Figure data in JSON
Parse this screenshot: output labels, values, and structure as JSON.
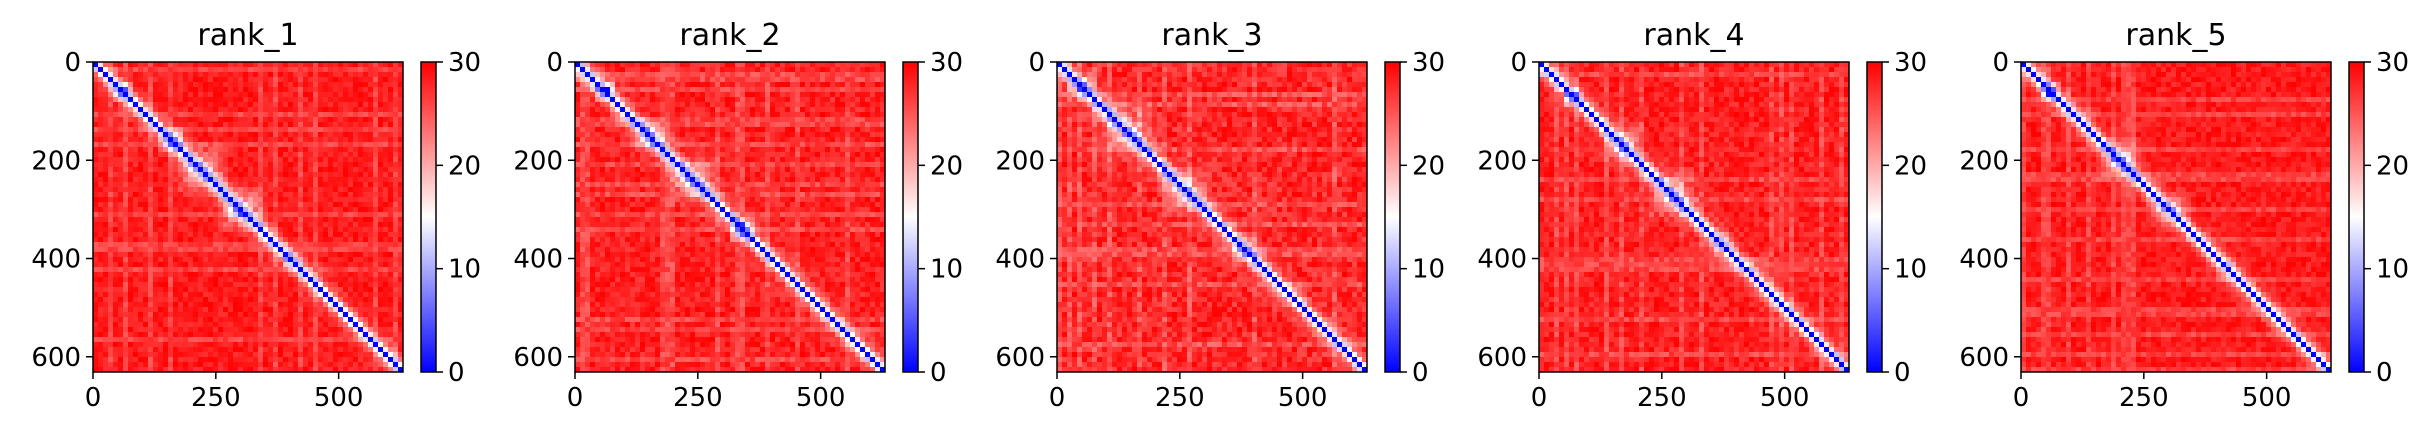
{
  "chart_data": [
    {
      "type": "heatmap",
      "title": "rank_1",
      "xlim": [
        0,
        631
      ],
      "ylim": [
        631,
        0
      ],
      "x_ticks": [
        "0",
        "250",
        "500"
      ],
      "y_ticks": [
        "0",
        "200",
        "400",
        "600"
      ],
      "colorbar": {
        "range": [
          0,
          30
        ],
        "ticks": [
          "0",
          "10",
          "20",
          "30"
        ],
        "colors": [
          "#0000ff",
          "#ffffff",
          "#ff0000"
        ]
      },
      "low_blocks": [
        {
          "center": 60,
          "half_width": 22,
          "level": 1.0
        },
        {
          "center": 160,
          "half_width": 30,
          "level": 0.8
        },
        {
          "center": 220,
          "half_width": 60,
          "level": 0.55
        },
        {
          "center": 300,
          "half_width": 55,
          "level": 0.6
        },
        {
          "center": 400,
          "half_width": 18,
          "level": 0.7
        }
      ],
      "background_level": 0.1
    },
    {
      "type": "heatmap",
      "title": "rank_2",
      "xlim": [
        0,
        631
      ],
      "ylim": [
        631,
        0
      ],
      "x_ticks": [
        "0",
        "250",
        "500"
      ],
      "y_ticks": [
        "0",
        "200",
        "400",
        "600"
      ],
      "colorbar": {
        "range": [
          0,
          30
        ],
        "ticks": [
          "0",
          "10",
          "20",
          "30"
        ],
        "colors": [
          "#0000ff",
          "#ffffff",
          "#ff0000"
        ]
      },
      "low_blocks": [
        {
          "center": 60,
          "half_width": 25,
          "level": 0.9
        },
        {
          "center": 150,
          "half_width": 40,
          "level": 0.6
        },
        {
          "center": 240,
          "half_width": 55,
          "level": 0.55
        },
        {
          "center": 340,
          "half_width": 30,
          "level": 0.8
        }
      ],
      "background_level": 0.12
    },
    {
      "type": "heatmap",
      "title": "rank_3",
      "xlim": [
        0,
        631
      ],
      "ylim": [
        631,
        0
      ],
      "x_ticks": [
        "0",
        "250",
        "500"
      ],
      "y_ticks": [
        "0",
        "200",
        "400",
        "600"
      ],
      "colorbar": {
        "range": [
          0,
          30
        ],
        "ticks": [
          "0",
          "10",
          "20",
          "30"
        ],
        "colors": [
          "#0000ff",
          "#ffffff",
          "#ff0000"
        ]
      },
      "low_blocks": [
        {
          "center": 50,
          "half_width": 30,
          "level": 0.7
        },
        {
          "center": 140,
          "half_width": 70,
          "level": 0.45
        },
        {
          "center": 260,
          "half_width": 60,
          "level": 0.4
        },
        {
          "center": 380,
          "half_width": 40,
          "level": 0.35
        }
      ],
      "background_level": 0.15
    },
    {
      "type": "heatmap",
      "title": "rank_4",
      "xlim": [
        0,
        631
      ],
      "ylim": [
        631,
        0
      ],
      "x_ticks": [
        "0",
        "250",
        "500"
      ],
      "y_ticks": [
        "0",
        "200",
        "400",
        "600"
      ],
      "colorbar": {
        "range": [
          0,
          30
        ],
        "ticks": [
          "0",
          "10",
          "20",
          "30"
        ],
        "colors": [
          "#0000ff",
          "#ffffff",
          "#ff0000"
        ]
      },
      "low_blocks": [
        {
          "center": 70,
          "half_width": 20,
          "level": 1.0
        },
        {
          "center": 170,
          "half_width": 45,
          "level": 0.55
        },
        {
          "center": 270,
          "half_width": 60,
          "level": 0.45
        },
        {
          "center": 370,
          "half_width": 30,
          "level": 0.5
        }
      ],
      "background_level": 0.12
    },
    {
      "type": "heatmap",
      "title": "rank_5",
      "xlim": [
        0,
        631
      ],
      "ylim": [
        631,
        0
      ],
      "x_ticks": [
        "0",
        "250",
        "500"
      ],
      "y_ticks": [
        "0",
        "200",
        "400",
        "600"
      ],
      "colorbar": {
        "range": [
          0,
          30
        ],
        "ticks": [
          "0",
          "10",
          "20",
          "30"
        ],
        "colors": [
          "#0000ff",
          "#ffffff",
          "#ff0000"
        ]
      },
      "low_blocks": [
        {
          "center": 60,
          "half_width": 20,
          "level": 1.0
        },
        {
          "center": 200,
          "half_width": 50,
          "level": 0.5
        },
        {
          "center": 300,
          "half_width": 45,
          "level": 0.45
        },
        {
          "center": 420,
          "half_width": 25,
          "level": 0.4
        }
      ],
      "background_level": 0.1
    }
  ]
}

** The task **
Working from the listing above, pick out every line that has "title" and copy it.

** Reply to the exercise **
      "title": "rank_1",
      "title": "rank_2",
      "title": "rank_3",
      "title": "rank_4",
      "title": "rank_5",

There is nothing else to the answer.